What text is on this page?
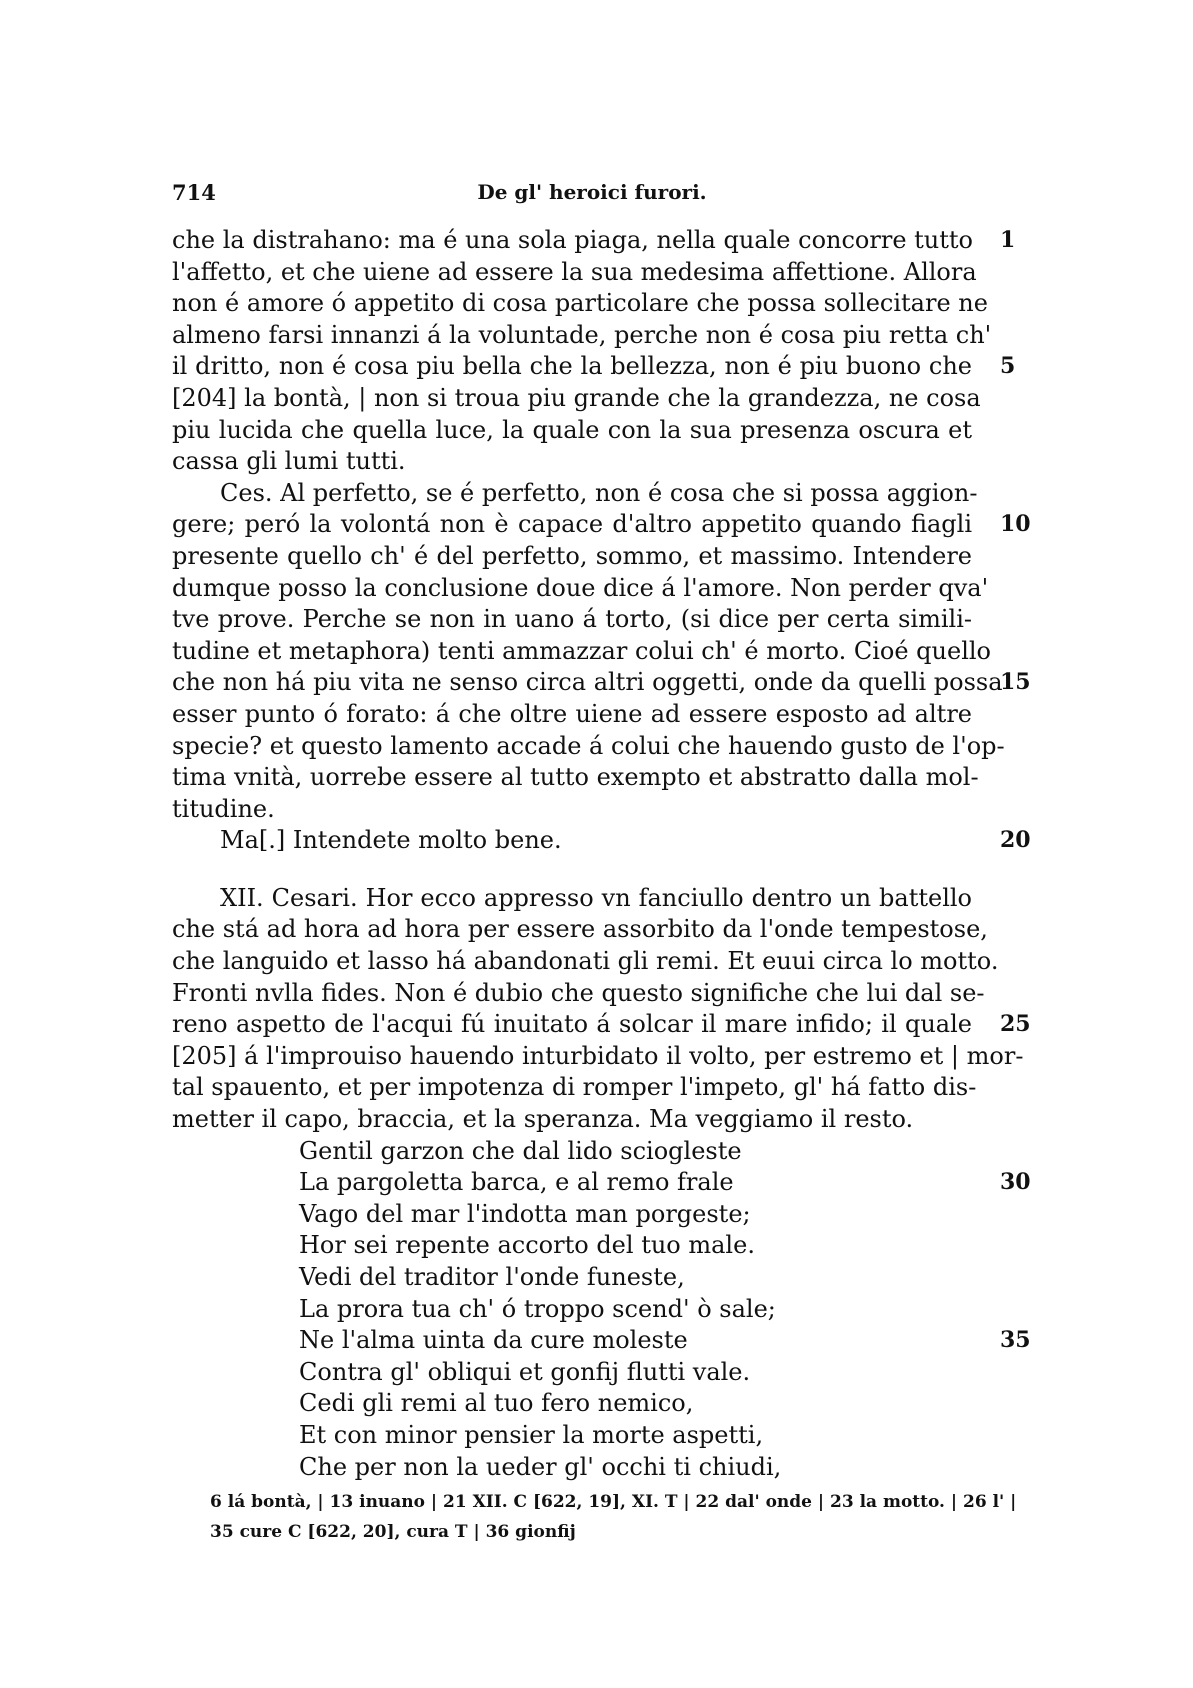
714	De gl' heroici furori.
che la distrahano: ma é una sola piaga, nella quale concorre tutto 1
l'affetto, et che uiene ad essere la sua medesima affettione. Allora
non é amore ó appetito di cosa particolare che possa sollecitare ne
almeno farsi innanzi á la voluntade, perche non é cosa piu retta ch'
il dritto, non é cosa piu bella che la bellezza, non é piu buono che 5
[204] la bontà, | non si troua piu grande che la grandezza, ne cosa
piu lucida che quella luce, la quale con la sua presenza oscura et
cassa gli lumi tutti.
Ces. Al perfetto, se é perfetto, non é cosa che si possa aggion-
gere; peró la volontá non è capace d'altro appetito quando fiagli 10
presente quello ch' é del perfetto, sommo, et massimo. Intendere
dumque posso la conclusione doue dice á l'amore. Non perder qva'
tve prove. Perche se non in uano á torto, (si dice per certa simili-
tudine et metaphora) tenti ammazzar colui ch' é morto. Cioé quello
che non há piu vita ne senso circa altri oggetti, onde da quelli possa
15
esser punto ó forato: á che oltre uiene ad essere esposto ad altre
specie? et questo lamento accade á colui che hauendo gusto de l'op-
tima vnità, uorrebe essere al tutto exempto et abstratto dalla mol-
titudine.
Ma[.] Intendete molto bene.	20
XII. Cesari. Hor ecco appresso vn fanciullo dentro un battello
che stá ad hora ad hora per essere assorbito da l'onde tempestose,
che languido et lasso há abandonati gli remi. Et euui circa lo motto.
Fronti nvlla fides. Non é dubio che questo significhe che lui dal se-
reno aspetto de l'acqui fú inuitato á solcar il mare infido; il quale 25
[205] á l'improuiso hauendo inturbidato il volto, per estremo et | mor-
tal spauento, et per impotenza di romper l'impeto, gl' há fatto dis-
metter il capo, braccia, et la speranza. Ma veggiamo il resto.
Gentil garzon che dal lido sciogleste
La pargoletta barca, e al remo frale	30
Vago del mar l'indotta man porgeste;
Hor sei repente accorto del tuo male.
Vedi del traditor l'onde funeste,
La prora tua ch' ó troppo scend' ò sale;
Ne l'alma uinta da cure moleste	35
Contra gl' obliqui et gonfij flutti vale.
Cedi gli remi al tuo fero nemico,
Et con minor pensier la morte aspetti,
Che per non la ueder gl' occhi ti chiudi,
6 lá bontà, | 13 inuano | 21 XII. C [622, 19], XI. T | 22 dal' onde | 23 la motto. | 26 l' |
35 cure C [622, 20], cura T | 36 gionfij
:::
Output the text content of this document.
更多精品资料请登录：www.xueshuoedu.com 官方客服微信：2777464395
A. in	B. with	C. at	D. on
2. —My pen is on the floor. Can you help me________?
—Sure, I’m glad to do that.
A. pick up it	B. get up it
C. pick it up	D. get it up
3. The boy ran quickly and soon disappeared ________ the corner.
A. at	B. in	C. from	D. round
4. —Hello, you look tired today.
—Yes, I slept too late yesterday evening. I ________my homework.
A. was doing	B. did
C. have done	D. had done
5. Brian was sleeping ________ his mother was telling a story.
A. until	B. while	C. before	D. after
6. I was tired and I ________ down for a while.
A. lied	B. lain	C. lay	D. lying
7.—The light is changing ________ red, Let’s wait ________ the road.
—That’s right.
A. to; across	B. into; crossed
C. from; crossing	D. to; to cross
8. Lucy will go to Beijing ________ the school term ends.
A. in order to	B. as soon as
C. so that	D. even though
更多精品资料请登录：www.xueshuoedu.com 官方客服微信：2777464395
:::
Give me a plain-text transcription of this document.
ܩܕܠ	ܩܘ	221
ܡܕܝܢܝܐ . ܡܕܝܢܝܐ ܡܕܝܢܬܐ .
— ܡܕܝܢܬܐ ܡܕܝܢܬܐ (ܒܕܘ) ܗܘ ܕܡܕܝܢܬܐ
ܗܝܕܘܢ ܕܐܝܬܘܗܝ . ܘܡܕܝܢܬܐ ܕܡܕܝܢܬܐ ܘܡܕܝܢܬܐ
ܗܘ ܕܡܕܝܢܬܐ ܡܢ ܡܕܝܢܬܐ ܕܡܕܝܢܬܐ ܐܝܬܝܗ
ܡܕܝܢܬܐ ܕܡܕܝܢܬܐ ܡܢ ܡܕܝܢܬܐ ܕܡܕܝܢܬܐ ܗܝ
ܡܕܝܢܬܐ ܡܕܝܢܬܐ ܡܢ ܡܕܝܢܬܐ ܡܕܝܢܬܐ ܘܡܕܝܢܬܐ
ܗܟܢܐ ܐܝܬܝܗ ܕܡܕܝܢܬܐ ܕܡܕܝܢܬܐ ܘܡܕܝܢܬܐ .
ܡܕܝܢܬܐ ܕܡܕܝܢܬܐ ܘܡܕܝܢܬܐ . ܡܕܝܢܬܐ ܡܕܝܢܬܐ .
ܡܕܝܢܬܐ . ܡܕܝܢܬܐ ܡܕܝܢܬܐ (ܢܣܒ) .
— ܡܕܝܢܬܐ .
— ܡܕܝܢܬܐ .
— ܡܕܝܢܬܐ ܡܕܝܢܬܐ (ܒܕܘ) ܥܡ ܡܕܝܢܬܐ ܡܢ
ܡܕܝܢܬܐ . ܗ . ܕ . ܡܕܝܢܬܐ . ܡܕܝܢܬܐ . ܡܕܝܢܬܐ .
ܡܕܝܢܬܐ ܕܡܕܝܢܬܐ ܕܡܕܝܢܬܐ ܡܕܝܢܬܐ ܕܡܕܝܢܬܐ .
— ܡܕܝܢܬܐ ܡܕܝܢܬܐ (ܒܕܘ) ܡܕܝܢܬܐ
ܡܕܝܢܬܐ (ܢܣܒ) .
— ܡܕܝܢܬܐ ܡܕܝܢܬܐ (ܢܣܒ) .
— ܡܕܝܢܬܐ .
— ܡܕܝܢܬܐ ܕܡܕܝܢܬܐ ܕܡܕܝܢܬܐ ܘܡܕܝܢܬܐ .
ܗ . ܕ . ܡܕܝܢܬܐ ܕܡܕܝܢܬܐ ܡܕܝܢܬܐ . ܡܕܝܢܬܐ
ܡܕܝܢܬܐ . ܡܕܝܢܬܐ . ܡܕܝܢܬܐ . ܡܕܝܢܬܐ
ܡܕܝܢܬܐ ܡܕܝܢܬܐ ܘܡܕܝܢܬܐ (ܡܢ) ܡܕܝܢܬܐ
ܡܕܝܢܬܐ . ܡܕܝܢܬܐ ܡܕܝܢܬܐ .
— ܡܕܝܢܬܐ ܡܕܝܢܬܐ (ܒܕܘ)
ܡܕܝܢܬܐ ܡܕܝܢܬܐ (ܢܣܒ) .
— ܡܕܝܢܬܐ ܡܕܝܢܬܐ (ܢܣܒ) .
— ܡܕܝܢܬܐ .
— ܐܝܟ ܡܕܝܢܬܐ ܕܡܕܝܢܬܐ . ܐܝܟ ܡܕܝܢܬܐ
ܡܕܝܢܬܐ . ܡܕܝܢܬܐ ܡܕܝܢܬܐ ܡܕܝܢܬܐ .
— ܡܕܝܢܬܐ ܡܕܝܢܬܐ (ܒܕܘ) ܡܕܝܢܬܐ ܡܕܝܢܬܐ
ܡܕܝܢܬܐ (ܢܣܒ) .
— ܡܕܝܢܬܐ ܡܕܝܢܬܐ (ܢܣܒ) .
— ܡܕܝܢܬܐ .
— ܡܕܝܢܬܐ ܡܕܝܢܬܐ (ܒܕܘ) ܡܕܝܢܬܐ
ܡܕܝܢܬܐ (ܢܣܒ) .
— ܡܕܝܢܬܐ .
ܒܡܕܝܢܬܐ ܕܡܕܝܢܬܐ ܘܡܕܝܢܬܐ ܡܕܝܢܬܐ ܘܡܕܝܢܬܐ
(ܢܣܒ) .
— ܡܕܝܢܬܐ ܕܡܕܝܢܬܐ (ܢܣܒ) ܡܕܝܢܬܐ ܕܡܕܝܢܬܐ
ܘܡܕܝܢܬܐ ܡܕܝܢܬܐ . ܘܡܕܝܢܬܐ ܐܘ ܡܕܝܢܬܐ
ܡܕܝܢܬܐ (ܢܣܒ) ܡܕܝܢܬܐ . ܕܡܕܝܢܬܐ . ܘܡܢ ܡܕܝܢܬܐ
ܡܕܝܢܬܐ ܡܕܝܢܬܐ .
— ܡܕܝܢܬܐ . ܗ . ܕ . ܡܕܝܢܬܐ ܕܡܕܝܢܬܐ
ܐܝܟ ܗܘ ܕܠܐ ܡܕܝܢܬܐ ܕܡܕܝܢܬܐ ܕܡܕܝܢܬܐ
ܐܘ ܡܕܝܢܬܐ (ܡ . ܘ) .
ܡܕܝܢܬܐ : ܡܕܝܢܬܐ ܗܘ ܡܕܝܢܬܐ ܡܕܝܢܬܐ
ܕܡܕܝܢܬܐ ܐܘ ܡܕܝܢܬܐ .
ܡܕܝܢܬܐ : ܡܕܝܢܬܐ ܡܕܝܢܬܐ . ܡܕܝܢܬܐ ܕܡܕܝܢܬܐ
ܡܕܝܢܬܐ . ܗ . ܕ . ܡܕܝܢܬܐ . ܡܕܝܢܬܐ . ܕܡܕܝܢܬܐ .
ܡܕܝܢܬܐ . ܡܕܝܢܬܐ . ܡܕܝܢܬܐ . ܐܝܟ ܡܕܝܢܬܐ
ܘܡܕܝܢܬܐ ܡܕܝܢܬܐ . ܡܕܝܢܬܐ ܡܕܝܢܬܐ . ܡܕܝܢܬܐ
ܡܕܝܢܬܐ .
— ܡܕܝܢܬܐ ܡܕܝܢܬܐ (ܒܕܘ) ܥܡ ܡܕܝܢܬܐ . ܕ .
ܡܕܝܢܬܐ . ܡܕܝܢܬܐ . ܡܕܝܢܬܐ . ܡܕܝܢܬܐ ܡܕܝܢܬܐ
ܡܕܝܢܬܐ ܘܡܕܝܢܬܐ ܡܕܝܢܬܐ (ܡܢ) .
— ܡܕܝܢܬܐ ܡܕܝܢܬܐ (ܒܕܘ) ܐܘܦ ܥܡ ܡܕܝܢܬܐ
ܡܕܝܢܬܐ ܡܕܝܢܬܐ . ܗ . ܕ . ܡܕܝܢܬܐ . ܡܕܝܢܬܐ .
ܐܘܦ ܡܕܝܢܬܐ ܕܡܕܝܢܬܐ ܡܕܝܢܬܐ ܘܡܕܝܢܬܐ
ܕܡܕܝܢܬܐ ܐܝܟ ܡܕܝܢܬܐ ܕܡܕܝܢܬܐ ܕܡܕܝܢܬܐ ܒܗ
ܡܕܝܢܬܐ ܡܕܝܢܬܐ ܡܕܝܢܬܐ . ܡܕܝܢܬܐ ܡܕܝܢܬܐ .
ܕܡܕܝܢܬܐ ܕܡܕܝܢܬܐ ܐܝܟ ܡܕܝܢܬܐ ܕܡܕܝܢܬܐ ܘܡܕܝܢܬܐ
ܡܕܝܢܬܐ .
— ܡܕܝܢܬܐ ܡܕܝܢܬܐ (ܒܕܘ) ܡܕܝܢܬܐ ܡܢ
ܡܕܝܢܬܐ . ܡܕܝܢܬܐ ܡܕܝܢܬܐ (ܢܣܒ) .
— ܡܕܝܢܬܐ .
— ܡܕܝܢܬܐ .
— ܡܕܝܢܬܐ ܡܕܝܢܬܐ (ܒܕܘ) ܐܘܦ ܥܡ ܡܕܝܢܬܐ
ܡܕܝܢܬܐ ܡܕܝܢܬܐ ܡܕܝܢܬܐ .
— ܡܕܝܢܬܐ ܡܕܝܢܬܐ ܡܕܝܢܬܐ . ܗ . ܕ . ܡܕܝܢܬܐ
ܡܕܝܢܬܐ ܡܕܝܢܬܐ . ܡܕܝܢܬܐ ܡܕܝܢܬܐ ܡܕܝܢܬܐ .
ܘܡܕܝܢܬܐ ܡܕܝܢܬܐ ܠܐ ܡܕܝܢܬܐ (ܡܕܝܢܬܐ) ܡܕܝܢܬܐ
:::
## EXERCISE INSTRUCTIONS
Gather all lines where the word "questo" appears.

## SOLUTION FOR THIS TASK
specie? et questo lamento accade á colui che hauendo gusto de l'op-
Fronti nvlla fides. Non é dubio che questo significhe che lui dal se-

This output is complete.